_Dataset records_
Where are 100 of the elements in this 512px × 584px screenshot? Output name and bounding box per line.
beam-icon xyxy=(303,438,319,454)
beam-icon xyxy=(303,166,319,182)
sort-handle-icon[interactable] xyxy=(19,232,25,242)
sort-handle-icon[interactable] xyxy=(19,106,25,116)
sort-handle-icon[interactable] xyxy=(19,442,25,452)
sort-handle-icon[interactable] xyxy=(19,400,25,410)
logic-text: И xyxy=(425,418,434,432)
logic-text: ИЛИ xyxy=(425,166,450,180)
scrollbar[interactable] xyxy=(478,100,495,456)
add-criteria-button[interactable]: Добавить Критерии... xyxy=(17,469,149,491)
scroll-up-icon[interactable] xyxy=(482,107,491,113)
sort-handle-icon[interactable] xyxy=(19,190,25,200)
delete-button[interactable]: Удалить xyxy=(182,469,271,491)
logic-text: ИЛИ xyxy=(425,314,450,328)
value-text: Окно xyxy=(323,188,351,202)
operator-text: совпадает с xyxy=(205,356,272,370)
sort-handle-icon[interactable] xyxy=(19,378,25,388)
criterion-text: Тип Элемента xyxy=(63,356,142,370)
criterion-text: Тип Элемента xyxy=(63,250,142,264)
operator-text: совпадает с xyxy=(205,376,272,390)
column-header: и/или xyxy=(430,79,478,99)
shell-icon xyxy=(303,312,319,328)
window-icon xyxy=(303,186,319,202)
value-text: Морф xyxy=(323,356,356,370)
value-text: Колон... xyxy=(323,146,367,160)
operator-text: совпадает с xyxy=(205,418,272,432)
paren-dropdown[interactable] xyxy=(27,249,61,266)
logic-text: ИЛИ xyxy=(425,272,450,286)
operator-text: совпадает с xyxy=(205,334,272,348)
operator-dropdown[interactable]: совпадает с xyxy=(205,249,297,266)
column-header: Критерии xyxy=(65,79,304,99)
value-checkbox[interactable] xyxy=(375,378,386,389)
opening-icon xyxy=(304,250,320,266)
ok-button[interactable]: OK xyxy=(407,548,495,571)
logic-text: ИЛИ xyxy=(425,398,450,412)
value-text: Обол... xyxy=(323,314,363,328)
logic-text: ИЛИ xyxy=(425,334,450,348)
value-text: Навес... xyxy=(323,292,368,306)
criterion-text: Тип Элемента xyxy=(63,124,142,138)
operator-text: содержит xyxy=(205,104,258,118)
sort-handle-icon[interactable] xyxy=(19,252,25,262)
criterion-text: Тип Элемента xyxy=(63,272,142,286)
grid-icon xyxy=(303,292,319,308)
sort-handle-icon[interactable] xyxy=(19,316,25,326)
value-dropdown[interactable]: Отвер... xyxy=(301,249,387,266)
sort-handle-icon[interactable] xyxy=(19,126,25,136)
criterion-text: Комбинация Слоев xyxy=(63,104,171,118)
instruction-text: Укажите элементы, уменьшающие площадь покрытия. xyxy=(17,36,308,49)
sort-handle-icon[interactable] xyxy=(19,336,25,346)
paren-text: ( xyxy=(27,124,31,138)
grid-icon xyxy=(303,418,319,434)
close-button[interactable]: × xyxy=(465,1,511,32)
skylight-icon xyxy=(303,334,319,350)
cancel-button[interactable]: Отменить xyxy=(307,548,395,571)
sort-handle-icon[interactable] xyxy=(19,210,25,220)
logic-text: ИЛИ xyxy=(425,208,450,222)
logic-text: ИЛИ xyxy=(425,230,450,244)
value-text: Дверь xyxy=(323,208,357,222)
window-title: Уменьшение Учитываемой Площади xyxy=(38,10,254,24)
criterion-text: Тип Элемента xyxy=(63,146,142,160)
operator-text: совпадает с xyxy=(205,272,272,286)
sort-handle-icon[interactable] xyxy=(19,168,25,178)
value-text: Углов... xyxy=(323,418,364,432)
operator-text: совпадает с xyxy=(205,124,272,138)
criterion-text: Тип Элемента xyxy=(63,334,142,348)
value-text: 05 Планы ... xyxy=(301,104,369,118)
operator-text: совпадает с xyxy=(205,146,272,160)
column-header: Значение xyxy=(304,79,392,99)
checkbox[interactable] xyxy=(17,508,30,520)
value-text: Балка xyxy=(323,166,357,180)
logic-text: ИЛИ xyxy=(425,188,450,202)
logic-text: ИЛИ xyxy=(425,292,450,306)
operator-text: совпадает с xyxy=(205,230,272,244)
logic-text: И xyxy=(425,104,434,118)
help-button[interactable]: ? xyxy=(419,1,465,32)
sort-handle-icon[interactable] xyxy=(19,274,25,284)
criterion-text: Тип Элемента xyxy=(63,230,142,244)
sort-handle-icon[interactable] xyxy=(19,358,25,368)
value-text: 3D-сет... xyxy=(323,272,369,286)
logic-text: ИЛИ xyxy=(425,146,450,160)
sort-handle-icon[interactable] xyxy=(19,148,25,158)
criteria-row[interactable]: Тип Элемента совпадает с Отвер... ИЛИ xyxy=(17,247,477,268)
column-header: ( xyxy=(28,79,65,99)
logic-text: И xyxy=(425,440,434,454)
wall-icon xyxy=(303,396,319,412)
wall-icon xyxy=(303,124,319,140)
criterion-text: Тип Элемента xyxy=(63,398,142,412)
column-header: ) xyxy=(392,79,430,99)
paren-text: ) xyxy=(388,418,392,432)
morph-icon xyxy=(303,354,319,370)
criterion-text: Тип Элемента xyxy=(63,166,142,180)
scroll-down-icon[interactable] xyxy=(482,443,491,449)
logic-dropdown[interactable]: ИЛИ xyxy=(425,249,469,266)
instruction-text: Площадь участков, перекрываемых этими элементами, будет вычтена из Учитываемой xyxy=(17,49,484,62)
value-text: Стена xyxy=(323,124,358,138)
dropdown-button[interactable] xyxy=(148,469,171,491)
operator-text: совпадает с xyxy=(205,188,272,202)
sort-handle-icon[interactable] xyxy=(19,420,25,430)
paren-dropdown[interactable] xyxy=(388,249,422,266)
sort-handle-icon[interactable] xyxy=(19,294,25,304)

_Exercise instructions_
Count the lines in the entries above that contain the string "paren", matching case exactly, and reply with that number alone.

_Exercise solution_
4